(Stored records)
────────
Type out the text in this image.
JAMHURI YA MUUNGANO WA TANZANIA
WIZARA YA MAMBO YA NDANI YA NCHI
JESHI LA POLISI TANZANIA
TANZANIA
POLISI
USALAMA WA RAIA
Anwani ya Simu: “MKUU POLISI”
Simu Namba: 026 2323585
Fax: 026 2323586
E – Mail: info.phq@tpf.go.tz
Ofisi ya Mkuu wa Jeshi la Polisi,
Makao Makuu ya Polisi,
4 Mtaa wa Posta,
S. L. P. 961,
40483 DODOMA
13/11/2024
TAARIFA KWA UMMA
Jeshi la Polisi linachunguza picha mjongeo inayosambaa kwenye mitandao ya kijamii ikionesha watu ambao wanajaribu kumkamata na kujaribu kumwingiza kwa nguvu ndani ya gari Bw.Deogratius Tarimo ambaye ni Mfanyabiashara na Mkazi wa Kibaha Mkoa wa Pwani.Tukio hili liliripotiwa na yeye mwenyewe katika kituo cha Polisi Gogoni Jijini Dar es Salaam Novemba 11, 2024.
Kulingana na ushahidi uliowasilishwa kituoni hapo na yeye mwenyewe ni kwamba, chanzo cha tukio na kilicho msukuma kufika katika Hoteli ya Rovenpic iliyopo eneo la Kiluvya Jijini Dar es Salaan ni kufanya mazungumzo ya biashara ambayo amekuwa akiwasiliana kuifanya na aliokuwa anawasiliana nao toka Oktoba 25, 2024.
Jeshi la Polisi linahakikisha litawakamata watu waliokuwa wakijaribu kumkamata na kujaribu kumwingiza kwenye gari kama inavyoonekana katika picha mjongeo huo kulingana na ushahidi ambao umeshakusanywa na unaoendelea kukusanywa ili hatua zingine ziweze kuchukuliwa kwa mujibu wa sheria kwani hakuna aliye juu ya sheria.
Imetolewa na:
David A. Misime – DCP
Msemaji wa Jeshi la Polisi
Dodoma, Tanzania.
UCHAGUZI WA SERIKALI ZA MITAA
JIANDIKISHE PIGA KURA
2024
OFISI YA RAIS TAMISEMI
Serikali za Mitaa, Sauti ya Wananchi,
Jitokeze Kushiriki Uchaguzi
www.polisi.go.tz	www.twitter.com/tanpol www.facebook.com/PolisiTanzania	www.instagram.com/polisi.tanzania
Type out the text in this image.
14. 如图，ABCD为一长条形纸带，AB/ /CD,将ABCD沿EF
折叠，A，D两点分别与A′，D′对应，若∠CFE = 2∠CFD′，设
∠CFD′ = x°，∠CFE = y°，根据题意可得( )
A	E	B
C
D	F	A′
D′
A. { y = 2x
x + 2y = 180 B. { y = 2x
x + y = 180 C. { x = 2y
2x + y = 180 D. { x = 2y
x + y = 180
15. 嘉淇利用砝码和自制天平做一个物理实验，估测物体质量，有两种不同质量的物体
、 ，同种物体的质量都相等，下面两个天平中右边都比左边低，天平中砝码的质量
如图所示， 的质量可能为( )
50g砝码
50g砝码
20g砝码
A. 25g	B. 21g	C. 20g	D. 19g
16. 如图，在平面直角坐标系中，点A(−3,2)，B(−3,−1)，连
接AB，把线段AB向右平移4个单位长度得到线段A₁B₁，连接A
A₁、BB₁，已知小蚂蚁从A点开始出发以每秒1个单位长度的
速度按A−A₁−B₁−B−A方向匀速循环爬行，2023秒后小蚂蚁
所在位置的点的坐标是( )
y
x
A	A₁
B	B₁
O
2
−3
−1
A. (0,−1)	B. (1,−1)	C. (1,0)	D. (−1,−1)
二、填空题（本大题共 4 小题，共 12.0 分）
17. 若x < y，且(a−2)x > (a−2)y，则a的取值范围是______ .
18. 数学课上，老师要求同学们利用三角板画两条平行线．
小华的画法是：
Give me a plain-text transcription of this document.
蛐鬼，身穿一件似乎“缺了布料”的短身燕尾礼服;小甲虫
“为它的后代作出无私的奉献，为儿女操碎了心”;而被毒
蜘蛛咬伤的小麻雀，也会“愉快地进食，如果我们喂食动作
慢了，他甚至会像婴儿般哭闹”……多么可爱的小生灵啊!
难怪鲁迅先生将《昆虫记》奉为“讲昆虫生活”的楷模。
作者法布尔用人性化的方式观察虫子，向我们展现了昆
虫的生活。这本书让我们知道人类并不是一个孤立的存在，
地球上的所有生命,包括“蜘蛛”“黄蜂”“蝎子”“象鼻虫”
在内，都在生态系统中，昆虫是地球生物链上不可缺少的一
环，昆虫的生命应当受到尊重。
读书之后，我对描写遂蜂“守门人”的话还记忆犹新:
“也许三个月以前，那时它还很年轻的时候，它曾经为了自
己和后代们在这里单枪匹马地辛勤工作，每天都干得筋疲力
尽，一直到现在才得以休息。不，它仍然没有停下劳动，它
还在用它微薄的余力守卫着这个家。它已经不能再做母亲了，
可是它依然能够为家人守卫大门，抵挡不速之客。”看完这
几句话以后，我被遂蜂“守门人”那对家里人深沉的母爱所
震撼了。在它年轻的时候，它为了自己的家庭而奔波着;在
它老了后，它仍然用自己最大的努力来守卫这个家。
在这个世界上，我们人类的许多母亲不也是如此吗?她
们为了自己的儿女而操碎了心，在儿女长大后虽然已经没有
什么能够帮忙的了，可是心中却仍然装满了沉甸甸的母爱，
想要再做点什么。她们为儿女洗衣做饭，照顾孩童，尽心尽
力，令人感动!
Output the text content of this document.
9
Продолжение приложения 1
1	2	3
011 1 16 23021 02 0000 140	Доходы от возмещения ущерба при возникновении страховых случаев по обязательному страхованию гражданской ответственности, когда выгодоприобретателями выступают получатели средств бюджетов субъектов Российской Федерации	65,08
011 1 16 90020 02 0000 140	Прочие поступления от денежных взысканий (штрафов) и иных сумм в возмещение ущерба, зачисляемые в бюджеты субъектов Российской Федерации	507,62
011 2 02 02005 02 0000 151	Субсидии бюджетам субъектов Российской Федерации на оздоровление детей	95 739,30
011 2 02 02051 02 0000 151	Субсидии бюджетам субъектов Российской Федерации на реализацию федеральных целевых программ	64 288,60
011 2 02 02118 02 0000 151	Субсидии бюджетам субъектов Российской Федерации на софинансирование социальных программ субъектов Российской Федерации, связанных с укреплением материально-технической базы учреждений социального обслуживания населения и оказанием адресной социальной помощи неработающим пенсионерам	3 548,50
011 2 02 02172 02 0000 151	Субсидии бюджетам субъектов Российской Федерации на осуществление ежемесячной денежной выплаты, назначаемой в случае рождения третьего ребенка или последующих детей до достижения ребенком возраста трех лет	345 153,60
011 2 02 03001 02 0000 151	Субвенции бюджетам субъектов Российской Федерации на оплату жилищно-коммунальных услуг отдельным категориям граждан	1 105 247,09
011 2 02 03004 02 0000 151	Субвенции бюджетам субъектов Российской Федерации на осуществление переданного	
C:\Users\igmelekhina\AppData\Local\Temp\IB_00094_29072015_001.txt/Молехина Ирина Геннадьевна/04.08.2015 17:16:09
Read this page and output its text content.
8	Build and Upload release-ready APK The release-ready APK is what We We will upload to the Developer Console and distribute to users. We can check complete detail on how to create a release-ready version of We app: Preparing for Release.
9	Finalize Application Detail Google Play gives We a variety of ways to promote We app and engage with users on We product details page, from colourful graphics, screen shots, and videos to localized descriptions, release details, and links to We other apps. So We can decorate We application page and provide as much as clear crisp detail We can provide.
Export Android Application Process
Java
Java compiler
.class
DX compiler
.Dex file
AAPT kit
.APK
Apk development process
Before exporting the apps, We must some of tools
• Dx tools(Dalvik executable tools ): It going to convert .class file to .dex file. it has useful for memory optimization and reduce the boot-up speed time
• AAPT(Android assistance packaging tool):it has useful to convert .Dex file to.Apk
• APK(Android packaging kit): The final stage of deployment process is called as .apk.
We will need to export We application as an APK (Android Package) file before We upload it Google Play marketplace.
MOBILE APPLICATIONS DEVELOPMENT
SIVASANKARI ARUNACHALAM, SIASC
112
────────
■ Request
Output the line holding "Read this page and output its text content.", then every later line through the end of the records above, exactly as given and nothing else.

■ Full response
Read this page and output its text content.
8	Build and Upload release-ready APK The release-ready APK is what We We will upload to the Developer Console and distribute to users. We can check complete detail on how to create a release-ready version of We app: Preparing for Release.
9	Finalize Application Detail Google Play gives We a variety of ways to promote We app and engage with users on We product details page, from colourful graphics, screen shots, and videos to localized descriptions, release details, and links to We other apps. So We can decorate We application page and provide as much as clear crisp detail We can provide.
Export Android Application Process
Java
Java compiler
.class
DX compiler
.Dex file
AAPT kit
.APK
Apk development process
Before exporting the apps, We must some of tools
• Dx tools(Dalvik executable tools ): It going to convert .class file to .dex file. it has useful for memory optimization and reduce the boot-up speed time
• AAPT(Android assistance packaging tool):it has useful to convert .Dex file to.Apk
• APK(Android packaging kit): The final stage of deployment process is called as .apk.
We will need to export We application as an APK (Android Package) file before We upload it Google Play marketplace.
MOBILE APPLICATIONS DEVELOPMENT
SIVASANKARI ARUNACHALAM, SIASC
112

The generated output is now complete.